Print the entries that appear below, exactly as written and without their pictures.

───

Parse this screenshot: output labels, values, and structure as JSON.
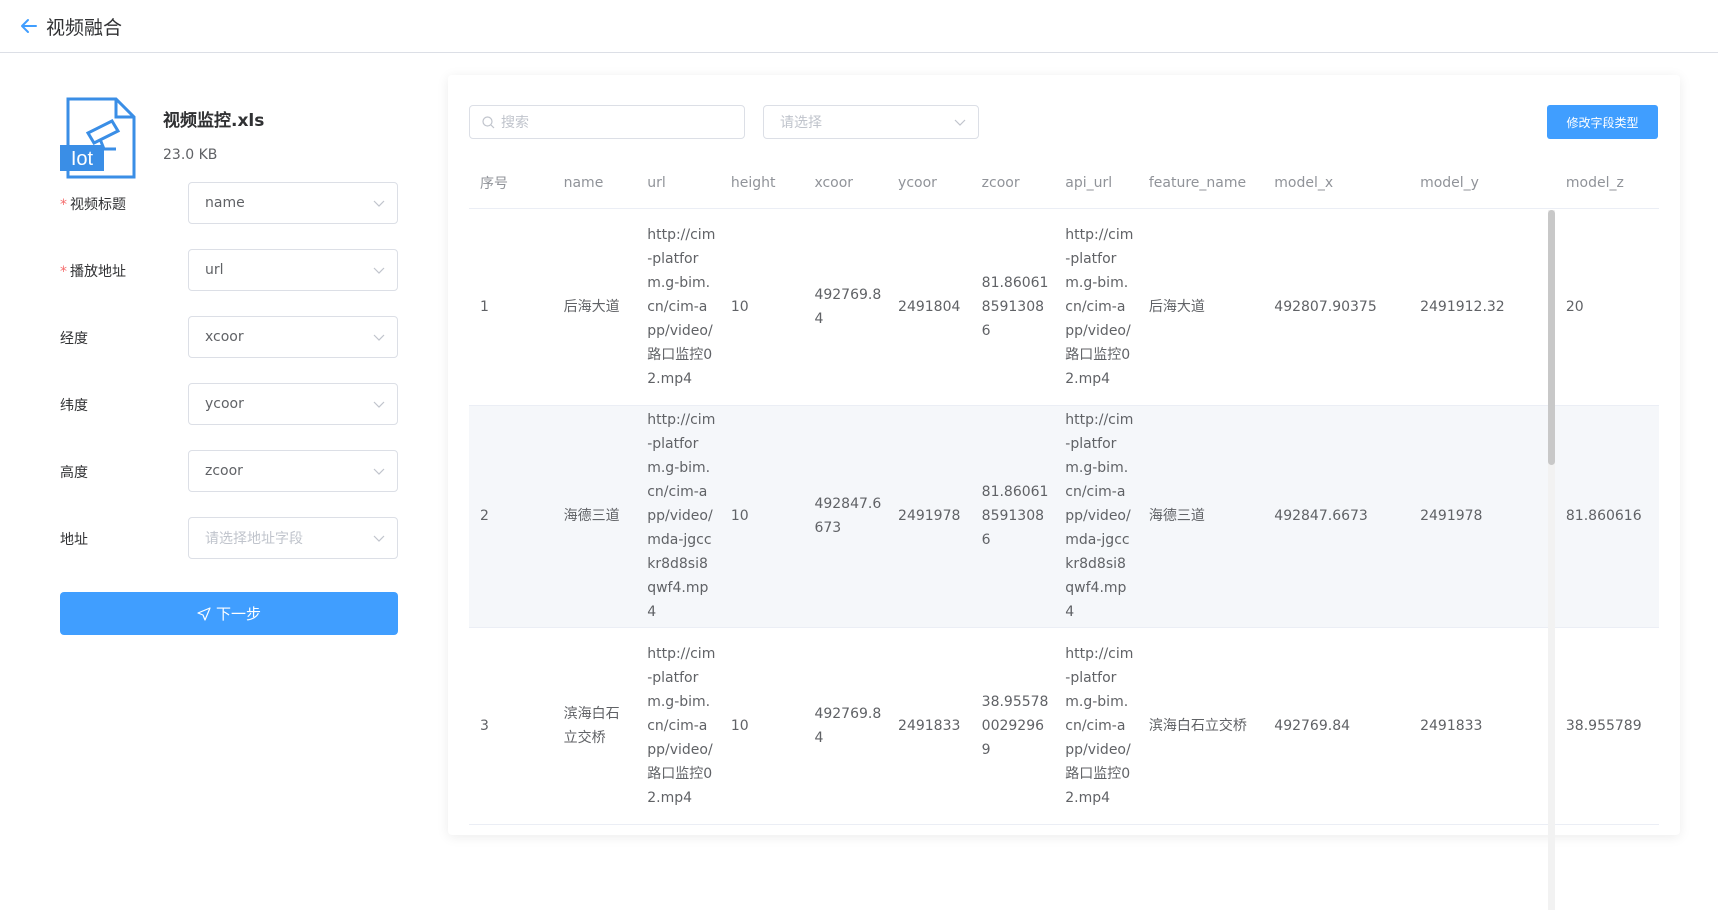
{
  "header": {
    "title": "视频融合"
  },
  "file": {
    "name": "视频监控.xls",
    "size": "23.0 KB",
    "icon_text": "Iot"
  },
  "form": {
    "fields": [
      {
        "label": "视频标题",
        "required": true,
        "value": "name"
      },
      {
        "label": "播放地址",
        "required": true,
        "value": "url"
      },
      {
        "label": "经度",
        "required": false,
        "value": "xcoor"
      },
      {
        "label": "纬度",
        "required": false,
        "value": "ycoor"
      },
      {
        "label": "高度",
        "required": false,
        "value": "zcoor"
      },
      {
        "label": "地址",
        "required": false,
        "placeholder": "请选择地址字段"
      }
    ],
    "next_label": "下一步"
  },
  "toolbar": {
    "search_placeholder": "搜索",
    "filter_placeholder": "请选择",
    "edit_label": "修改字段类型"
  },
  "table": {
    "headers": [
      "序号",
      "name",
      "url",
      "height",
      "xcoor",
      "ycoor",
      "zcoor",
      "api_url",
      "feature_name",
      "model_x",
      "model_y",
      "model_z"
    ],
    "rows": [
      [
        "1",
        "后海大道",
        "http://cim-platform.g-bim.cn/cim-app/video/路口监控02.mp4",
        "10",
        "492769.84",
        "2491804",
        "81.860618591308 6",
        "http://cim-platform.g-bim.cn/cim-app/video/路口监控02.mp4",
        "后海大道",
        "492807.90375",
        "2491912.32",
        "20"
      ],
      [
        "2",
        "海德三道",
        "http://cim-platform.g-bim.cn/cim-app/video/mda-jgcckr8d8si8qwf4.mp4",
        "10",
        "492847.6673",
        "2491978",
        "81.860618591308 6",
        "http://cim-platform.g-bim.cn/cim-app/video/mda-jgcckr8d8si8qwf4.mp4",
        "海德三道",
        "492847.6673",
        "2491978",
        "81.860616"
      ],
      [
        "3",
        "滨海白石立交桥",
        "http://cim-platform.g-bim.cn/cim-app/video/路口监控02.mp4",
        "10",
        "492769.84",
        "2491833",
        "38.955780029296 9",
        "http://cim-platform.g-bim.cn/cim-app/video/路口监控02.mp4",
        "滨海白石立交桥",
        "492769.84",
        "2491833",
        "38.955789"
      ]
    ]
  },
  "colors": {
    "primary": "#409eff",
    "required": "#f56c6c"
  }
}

───

> **ANSWER FOR THIS EXERCISE**
Parse this screenshot: output labels, values, and structure as JSON.
{
  "header": {
    "title": "视频融合"
  },
  "file": {
    "name": "视频监控.xls",
    "size": "23.0 KB",
    "icon_text": "Iot"
  },
  "form": {
    "fields": [
      {
        "label": "视频标题",
        "required": true,
        "value": "name"
      },
      {
        "label": "播放地址",
        "required": true,
        "value": "url"
      },
      {
        "label": "经度",
        "required": false,
        "value": "xcoor"
      },
      {
        "label": "纬度",
        "required": false,
        "value": "ycoor"
      },
      {
        "label": "高度",
        "required": false,
        "value": "zcoor"
      },
      {
        "label": "地址",
        "required": false,
        "placeholder": "请选择地址字段"
      }
    ],
    "next_label": "下一步"
  },
  "toolbar": {
    "search_placeholder": "搜索",
    "filter_placeholder": "请选择",
    "edit_label": "修改字段类型"
  },
  "table": {
    "headers": [
      "序号",
      "name",
      "url",
      "height",
      "xcoor",
      "ycoor",
      "zcoor",
      "api_url",
      "feature_name",
      "model_x",
      "model_y",
      "model_z"
    ],
    "rows": [
      [
        "1",
        "后海大道",
        "http://cim-platform.g-bim.cn/cim-app/video/路口监控02.mp4",
        "10",
        "492769.84",
        "2491804",
        "81.860618591308 6",
        "http://cim-platform.g-bim.cn/cim-app/video/路口监控02.mp4",
        "后海大道",
        "492807.90375",
        "2491912.32",
        "20"
      ],
      [
        "2",
        "海德三道",
        "http://cim-platform.g-bim.cn/cim-app/video/mda-jgcckr8d8si8qwf4.mp4",
        "10",
        "492847.6673",
        "2491978",
        "81.860618591308 6",
        "http://cim-platform.g-bim.cn/cim-app/video/mda-jgcckr8d8si8qwf4.mp4",
        "海德三道",
        "492847.6673",
        "2491978",
        "81.860616"
      ],
      [
        "3",
        "滨海白石立交桥",
        "http://cim-platform.g-bim.cn/cim-app/video/路口监控02.mp4",
        "10",
        "492769.84",
        "2491833",
        "38.955780029296 9",
        "http://cim-platform.g-bim.cn/cim-app/video/路口监控02.mp4",
        "滨海白石立交桥",
        "492769.84",
        "2491833",
        "38.955789"
      ]
    ]
  },
  "colors": {
    "primary": "#409eff",
    "required": "#f56c6c"
  }
}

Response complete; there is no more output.